> _Exercise task_
Carry none of the pictures over; set down the material below exactly.
###
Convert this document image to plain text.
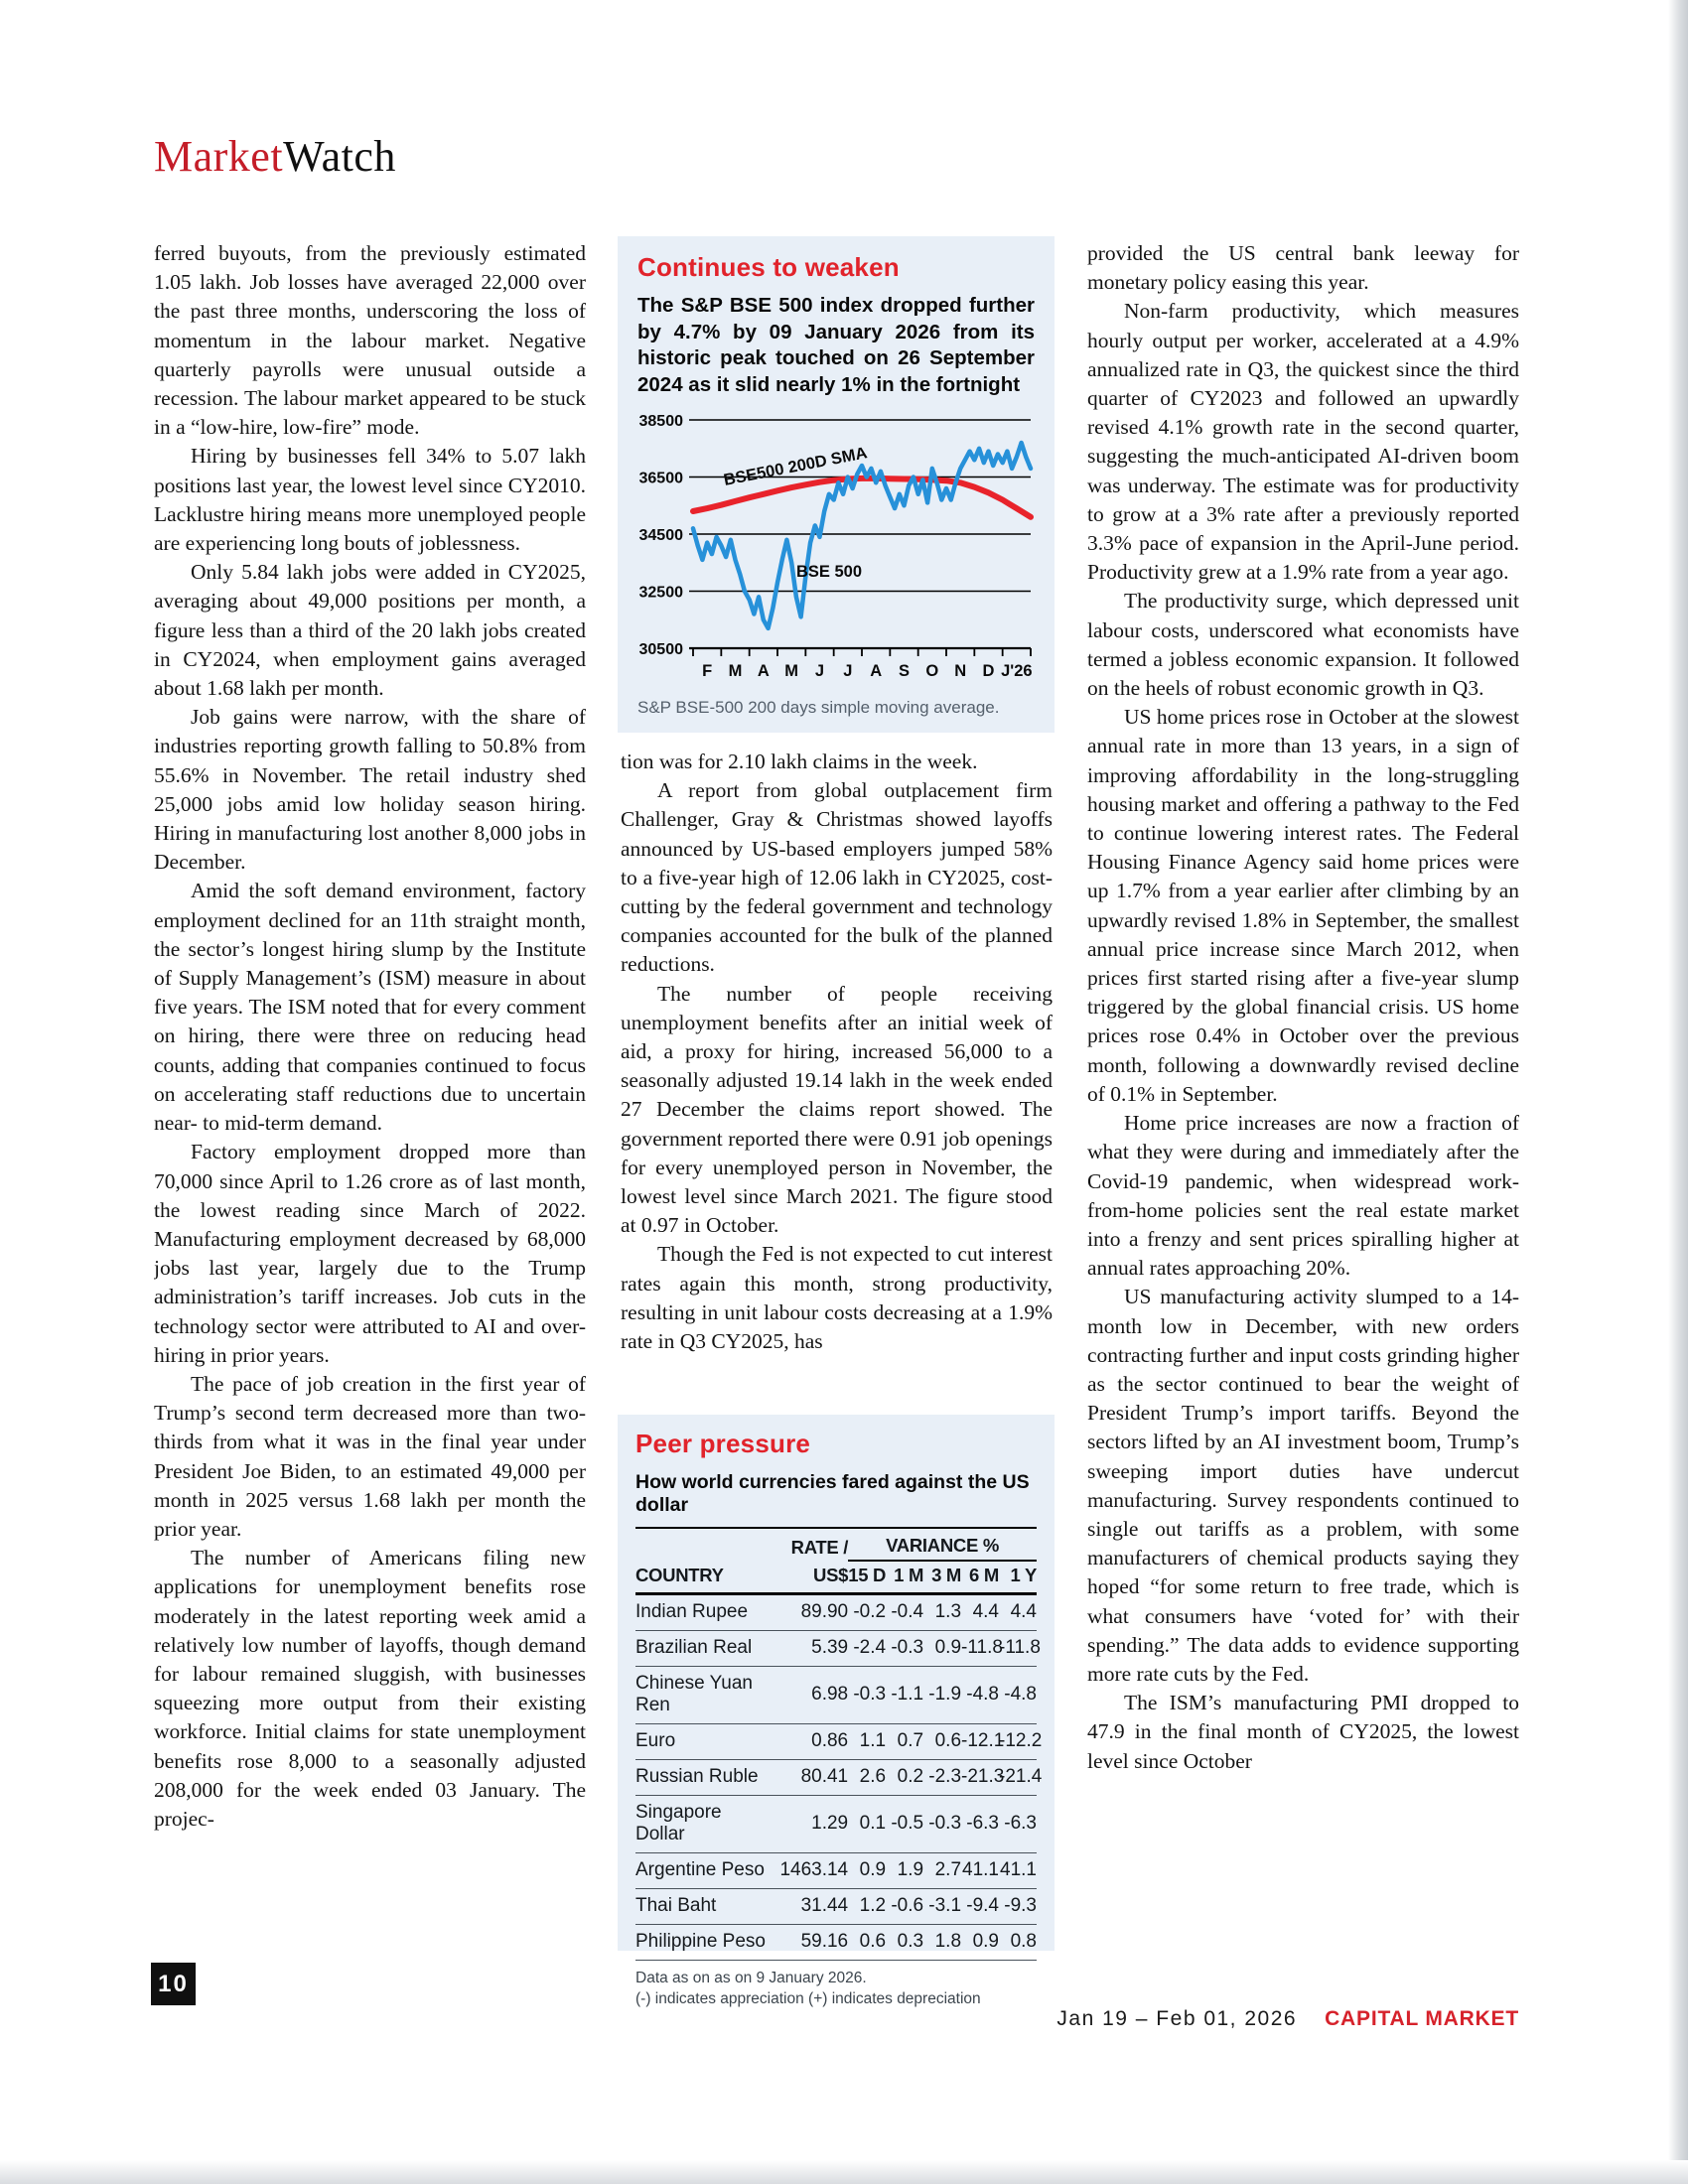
MarketWatch

ferred buyouts, from the previously estimated 1.05 lakh. Job losses have averaged 22,000 over the past three months, underscoring the loss of momentum in the labour market. Negative quarterly payrolls were unusual outside a recession. The labour market appeared to be stuck in a “low-hire, low-fire” mode.

Hiring by businesses fell 34% to 5.07 lakh positions last year, the lowest level since CY2010. Lacklustre hiring means more unemployed people are experiencing long bouts of joblessness.

Only 5.84 lakh jobs were added in CY2025, averaging about 49,000 positions per month, a figure less than a third of the 20 lakh jobs created in CY2024, when employment gains averaged about 1.68 lakh per month.

Job gains were narrow, with the share of industries reporting growth falling to 50.8% from 55.6% in November. The retail industry shed 25,000 jobs amid low holiday season hiring. Hiring in manufacturing lost another 8,000 jobs in December.

Amid the soft demand environment, factory employment declined for an 11th straight month, the sector’s longest hiring slump by the Institute of Supply Management’s (ISM) measure in about five years. The ISM noted that for every comment on hiring, there were three on reducing head counts, adding that companies continued to focus on accelerating staff reductions due to uncertain near- to mid-term demand.

Factory employment dropped more than 70,000 since April to 1.26 crore as of last month, the lowest reading since March of 2022. Manufacturing employment decreased by 68,000 jobs last year, largely due to the Trump administration’s tariff increases. Job cuts in the technology sector were attributed to AI and over-hiring in prior years.

The pace of job creation in the first year of Trump’s second term decreased more than two-thirds from what it was in the final year under President Joe Biden, to an estimated 49,000 per month in 2025 versus 1.68 lakh per month the prior year.

The number of Americans filing new applications for unemployment benefits rose moderately in the latest reporting week amid a relatively low number of layoffs, though demand for labour remained sluggish, with businesses squeezing more output from their existing workforce. Initial claims for state unemployment benefits rose 8,000 to a seasonally adjusted 208,000 for the week ended 03 January. The projec-

Continues to weaken

The S&P BSE 500 index dropped further by 4.7% by 09 January 2026 from its historic peak touched on 26 September 2024 as it slid nearly 1% in the fortnight

38500
36500
34500
32500
30500
F M A M J J A S O N D J'26
BSE500 200D SMA
BSE 500

S&P BSE-500 200 days simple moving average.

tion was for 2.10 lakh claims in the week.

A report from global outplacement firm Challenger, Gray & Christmas showed layoffs announced by US-based employers jumped 58% to a five-year high of 12.06 lakh in CY2025, cost-cutting by the federal government and technology companies accounted for the bulk of the planned reductions.

The number of people receiving unemployment benefits after an initial week of aid, a proxy for hiring, increased 56,000 to a seasonally adjusted 19.14 lakh in the week ended 27 December the claims report showed. The government reported there were 0.91 job openings for every unemployed person in November, the lowest level since March 2021. The figure stood at 0.97 in October.

Though the Fed is not expected to cut interest rates again this month, strong productivity, resulting in unit labour costs decreasing at a 1.9% rate in Q3 CY2025, has

Peer pressure

How world currencies fared against the US dollar

	RATE /	VARIANCE %				
COUNTRY	US$	15 D	1 M	3 M	6 M	1 Y
Indian Rupee	89.90	-0.2	-0.4	1.3	4.4	4.4
Brazilian Real	5.39	-2.4	-0.3	0.9	-11.8	-11.8
Chinese Yuan Ren	6.98	-0.3	-1.1	-1.9	-4.8	-4.8
Euro	0.86	1.1	0.7	0.6	-12.1	-12.2
Russian Ruble	80.41	2.6	0.2	-2.3	-21.3	-21.4
Singapore Dollar	1.29	0.1	-0.5	-0.3	-6.3	-6.3
Argentine Peso	1463.14	0.9	1.9	2.7	41.1	41.1
Thai Baht	31.44	1.2	-0.6	-3.1	-9.4	-9.3
Philippine Peso	59.16	0.6	0.3	1.8	0.9	0.8

Data as on as on 9 January 2026.

(-) indicates appreciation (+) indicates depreciation

provided the US central bank leeway for monetary policy easing this year.

Non-farm productivity, which measures hourly output per worker, accelerated at a 4.9% annualized rate in Q3, the quickest since the third quarter of CY2023 and followed an upwardly revised 4.1% growth rate in the second quarter, suggesting the much-anticipated AI-driven boom was underway. The estimate was for productivity to grow at a 3% rate after a previously reported 3.3% pace of expansion in the April-June period. Productivity grew at a 1.9% rate from a year ago.

The productivity surge, which depressed unit labour costs, underscored what economists have termed a jobless economic expansion. It followed on the heels of robust economic growth in Q3.

US home prices rose in October at the slowest annual rate in more than 13 years, in a sign of improving affordability in the long-struggling housing market and offering a pathway to the Fed to continue lowering interest rates. The Federal Housing Finance Agency said home prices were up 1.7% from a year earlier after climbing by an upwardly revised 1.8% in September, the smallest annual price increase since March 2012, when prices first started rising after a five-year slump triggered by the global financial crisis. US home prices rose 0.4% in October over the previous month, following a downwardly revised decline of 0.1% in September.

Home price increases are now a fraction of what they were during and immediately after the Covid-19 pandemic, when widespread work-from-home policies sent the real estate market into a frenzy and sent prices spiralling higher at annual rates approaching 20%.

US manufacturing activity slumped to a 14-month low in December, with new orders contracting further and input costs grinding higher as the sector continued to bear the weight of President Trump’s import tariffs. Beyond the sectors lifted by an AI investment boom, Trump’s sweeping import duties have undercut manufacturing. Survey respondents continued to single out tariffs as a problem, with some manufacturers of chemical products saying they hoped “for some return to free trade, which is what consumers have ‘voted for’ with their spending.” The data adds to evidence supporting more rate cuts by the Fed.

The ISM’s manufacturing PMI dropped to 47.9 in the final month of CY2025, the lowest level since October

10
Jan 19 – Feb 01, 2026 CAPITAL MARKET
###
> _The output_
Convert this document image to plain text.
MarketWatch

ferred buyouts, from the previously estimated 1.05 lakh. Job losses have averaged 22,000 over the past three months, underscoring the loss of momentum in the labour market. Negative quarterly payrolls were unusual outside a recession. The labour market appeared to be stuck in a “low-hire, low-fire” mode.

Hiring by businesses fell 34% to 5.07 lakh positions last year, the lowest level since CY2010. Lacklustre hiring means more unemployed people are experiencing long bouts of joblessness.

Only 5.84 lakh jobs were added in CY2025, averaging about 49,000 positions per month, a figure less than a third of the 20 lakh jobs created in CY2024, when employment gains averaged about 1.68 lakh per month.

Job gains were narrow, with the share of industries reporting growth falling to 50.8% from 55.6% in November. The retail industry shed 25,000 jobs amid low holiday season hiring. Hiring in manufacturing lost another 8,000 jobs in December.

Amid the soft demand environment, factory employment declined for an 11th straight month, the sector’s longest hiring slump by the Institute of Supply Management’s (ISM) measure in about five years. The ISM noted that for every comment on hiring, there were three on reducing head counts, adding that companies continued to focus on accelerating staff reductions due to uncertain near- to mid-term demand.

Factory employment dropped more than 70,000 since April to 1.26 crore as of last month, the lowest reading since March of 2022. Manufacturing employment decreased by 68,000 jobs last year, largely due to the Trump administration’s tariff increases. Job cuts in the technology sector were attributed to AI and over-hiring in prior years.

The pace of job creation in the first year of Trump’s second term decreased more than two-thirds from what it was in the final year under President Joe Biden, to an estimated 49,000 per month in 2025 versus 1.68 lakh per month the prior year.

The number of Americans filing new applications for unemployment benefits rose moderately in the latest reporting week amid a relatively low number of layoffs, though demand for labour remained sluggish, with businesses squeezing more output from their existing workforce. Initial claims for state unemployment benefits rose 8,000 to a seasonally adjusted 208,000 for the week ended 03 January. The projec-

Continues to weaken

The S&P BSE 500 index dropped further by 4.7% by 09 January 2026 from its historic peak touched on 26 September 2024 as it slid nearly 1% in the fortnight

38500
36500
34500
32500
30500
F M A M J J A S O N D J'26
BSE500 200D SMA
BSE 500

S&P BSE-500 200 days simple moving average.

tion was for 2.10 lakh claims in the week.

A report from global outplacement firm Challenger, Gray & Christmas showed layoffs announced by US-based employers jumped 58% to a five-year high of 12.06 lakh in CY2025, cost-cutting by the federal government and technology companies accounted for the bulk of the planned reductions.

The number of people receiving unemployment benefits after an initial week of aid, a proxy for hiring, increased 56,000 to a seasonally adjusted 19.14 lakh in the week ended 27 December the claims report showed. The government reported there were 0.91 job openings for every unemployed person in November, the lowest level since March 2021. The figure stood at 0.97 in October.

Though the Fed is not expected to cut interest rates again this month, strong productivity, resulting in unit labour costs decreasing at a 1.9% rate in Q3 CY2025, has

Peer pressure

How world currencies fared against the US dollar

	RATE /	VARIANCE %				
COUNTRY	US$	15 D	1 M	3 M	6 M	1 Y
Indian Rupee	89.90	-0.2	-0.4	1.3	4.4	4.4
Brazilian Real	5.39	-2.4	-0.3	0.9	-11.8	-11.8
Chinese Yuan Ren	6.98	-0.3	-1.1	-1.9	-4.8	-4.8
Euro	0.86	1.1	0.7	0.6	-12.1	-12.2
Russian Ruble	80.41	2.6	0.2	-2.3	-21.3	-21.4
Singapore Dollar	1.29	0.1	-0.5	-0.3	-6.3	-6.3
Argentine Peso	1463.14	0.9	1.9	2.7	41.1	41.1
Thai Baht	31.44	1.2	-0.6	-3.1	-9.4	-9.3
Philippine Peso	59.16	0.6	0.3	1.8	0.9	0.8

Data as on as on 9 January 2026.

(-) indicates appreciation (+) indicates depreciation

provided the US central bank leeway for monetary policy easing this year.

Non-farm productivity, which measures hourly output per worker, accelerated at a 4.9% annualized rate in Q3, the quickest since the third quarter of CY2023 and followed an upwardly revised 4.1% growth rate in the second quarter, suggesting the much-anticipated AI-driven boom was underway. The estimate was for productivity to grow at a 3% rate after a previously reported 3.3% pace of expansion in the April-June period. Productivity grew at a 1.9% rate from a year ago.

The productivity surge, which depressed unit labour costs, underscored what economists have termed a jobless economic expansion. It followed on the heels of robust economic growth in Q3.

US home prices rose in October at the slowest annual rate in more than 13 years, in a sign of improving affordability in the long-struggling housing market and offering a pathway to the Fed to continue lowering interest rates. The Federal Housing Finance Agency said home prices were up 1.7% from a year earlier after climbing by an upwardly revised 1.8% in September, the smallest annual price increase since March 2012, when prices first started rising after a five-year slump triggered by the global financial crisis. US home prices rose 0.4% in October over the previous month, following a downwardly revised decline of 0.1% in September.

Home price increases are now a fraction of what they were during and immediately after the Covid-19 pandemic, when widespread work-from-home policies sent the real estate market into a frenzy and sent prices spiralling higher at annual rates approaching 20%.

US manufacturing activity slumped to a 14-month low in December, with new orders contracting further and input costs grinding higher as the sector continued to bear the weight of President Trump’s import tariffs. Beyond the sectors lifted by an AI investment boom, Trump’s sweeping import duties have undercut manufacturing. Survey respondents continued to single out tariffs as a problem, with some manufacturers of chemical products saying they hoped “for some return to free trade, which is what consumers have ‘voted for’ with their spending.” The data adds to evidence supporting more rate cuts by the Fed.

The ISM’s manufacturing PMI dropped to 47.9 in the final month of CY2025, the lowest level since October

10
Jan 19 – Feb 01, 2026 CAPITAL MARKET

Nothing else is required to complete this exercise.